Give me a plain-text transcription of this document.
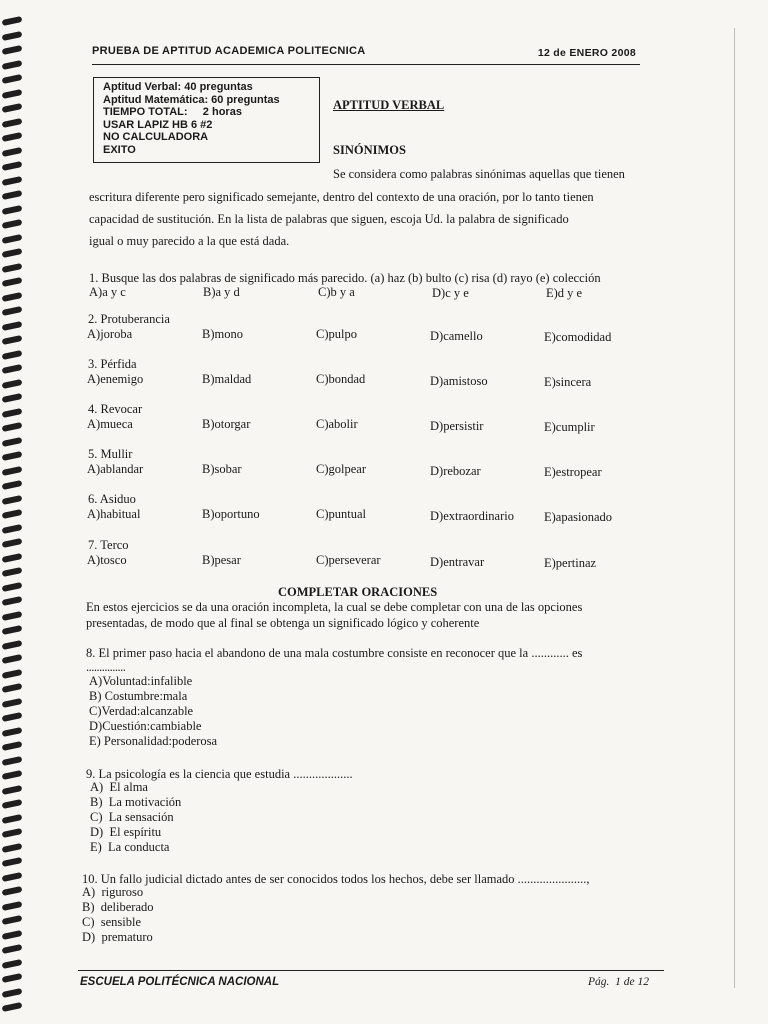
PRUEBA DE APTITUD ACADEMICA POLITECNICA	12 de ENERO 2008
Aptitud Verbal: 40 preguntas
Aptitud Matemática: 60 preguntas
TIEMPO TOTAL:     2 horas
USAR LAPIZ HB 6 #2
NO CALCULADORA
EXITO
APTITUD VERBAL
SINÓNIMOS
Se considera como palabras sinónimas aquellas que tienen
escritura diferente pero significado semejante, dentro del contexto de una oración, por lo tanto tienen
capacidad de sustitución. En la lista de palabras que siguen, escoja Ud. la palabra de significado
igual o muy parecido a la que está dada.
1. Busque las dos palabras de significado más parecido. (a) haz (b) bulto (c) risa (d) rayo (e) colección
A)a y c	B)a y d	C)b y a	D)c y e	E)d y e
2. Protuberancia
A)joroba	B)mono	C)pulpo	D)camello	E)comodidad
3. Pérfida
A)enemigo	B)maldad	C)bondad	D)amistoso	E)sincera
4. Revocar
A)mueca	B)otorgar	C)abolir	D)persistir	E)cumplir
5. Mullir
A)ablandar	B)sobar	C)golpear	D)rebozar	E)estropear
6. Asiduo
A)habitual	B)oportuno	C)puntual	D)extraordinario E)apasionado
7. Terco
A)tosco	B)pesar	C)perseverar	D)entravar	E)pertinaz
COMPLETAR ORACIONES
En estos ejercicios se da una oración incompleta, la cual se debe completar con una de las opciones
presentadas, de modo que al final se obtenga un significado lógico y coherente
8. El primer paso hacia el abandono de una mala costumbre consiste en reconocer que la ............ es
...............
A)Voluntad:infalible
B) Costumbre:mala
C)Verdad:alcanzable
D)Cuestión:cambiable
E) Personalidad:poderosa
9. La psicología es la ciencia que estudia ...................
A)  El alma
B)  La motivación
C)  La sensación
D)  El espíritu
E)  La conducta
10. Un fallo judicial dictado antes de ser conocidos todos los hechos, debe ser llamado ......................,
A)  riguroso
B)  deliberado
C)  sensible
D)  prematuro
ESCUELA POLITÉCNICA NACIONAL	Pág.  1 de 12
----
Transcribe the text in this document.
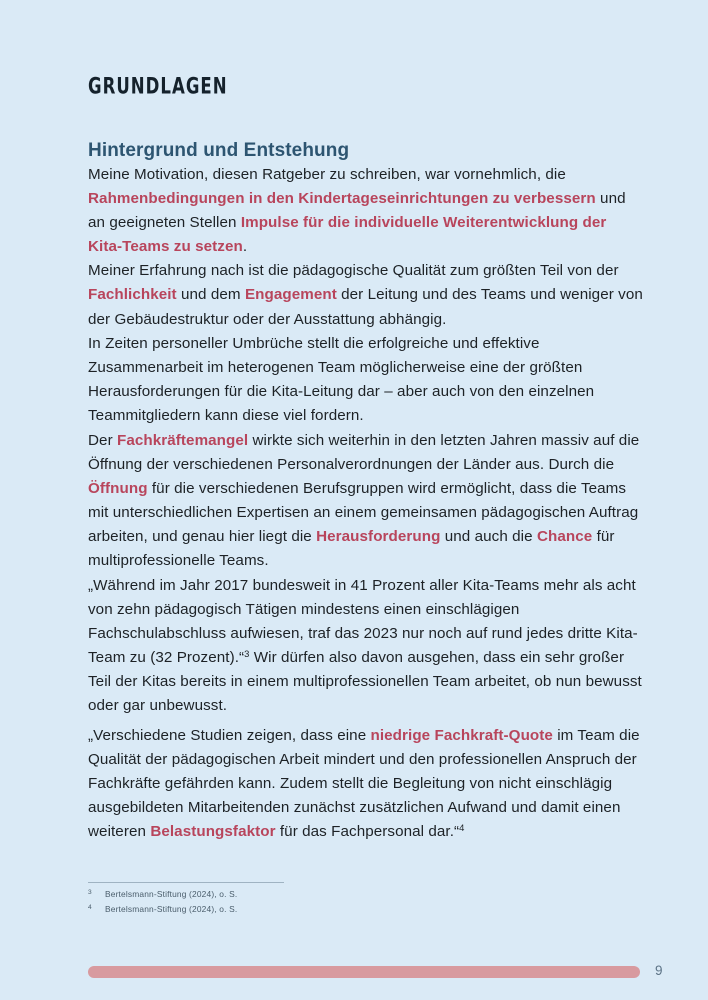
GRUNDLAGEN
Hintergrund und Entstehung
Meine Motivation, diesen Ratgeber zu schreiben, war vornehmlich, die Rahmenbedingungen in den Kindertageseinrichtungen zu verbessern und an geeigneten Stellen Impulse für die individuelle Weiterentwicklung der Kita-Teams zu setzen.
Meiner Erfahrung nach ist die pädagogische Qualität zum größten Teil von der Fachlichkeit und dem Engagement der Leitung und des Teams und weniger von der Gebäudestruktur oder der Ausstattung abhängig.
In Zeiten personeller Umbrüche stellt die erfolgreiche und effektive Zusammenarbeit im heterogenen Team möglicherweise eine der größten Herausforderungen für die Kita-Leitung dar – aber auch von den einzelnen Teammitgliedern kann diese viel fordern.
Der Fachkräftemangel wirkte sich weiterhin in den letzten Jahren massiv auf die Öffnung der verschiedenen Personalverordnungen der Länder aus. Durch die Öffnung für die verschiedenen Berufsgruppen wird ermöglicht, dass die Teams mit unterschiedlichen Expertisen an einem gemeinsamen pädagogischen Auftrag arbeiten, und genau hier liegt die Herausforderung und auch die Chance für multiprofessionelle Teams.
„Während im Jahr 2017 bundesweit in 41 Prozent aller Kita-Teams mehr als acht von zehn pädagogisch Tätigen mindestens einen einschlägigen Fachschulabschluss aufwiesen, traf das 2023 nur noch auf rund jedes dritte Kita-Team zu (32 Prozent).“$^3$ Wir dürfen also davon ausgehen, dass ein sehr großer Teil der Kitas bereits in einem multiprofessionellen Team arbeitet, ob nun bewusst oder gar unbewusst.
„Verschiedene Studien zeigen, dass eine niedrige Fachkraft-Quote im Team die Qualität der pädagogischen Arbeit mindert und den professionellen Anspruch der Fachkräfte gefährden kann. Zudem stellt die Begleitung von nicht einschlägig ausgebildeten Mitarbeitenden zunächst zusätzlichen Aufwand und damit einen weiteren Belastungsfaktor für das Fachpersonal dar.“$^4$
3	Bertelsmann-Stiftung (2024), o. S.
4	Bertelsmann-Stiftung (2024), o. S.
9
----
Pull out every line holding "Bertelsmann" from the records above, and copy it.

3	Bertelsmann-Stiftung (2024), o. S.
4	Bertelsmann-Stiftung (2024), o. S.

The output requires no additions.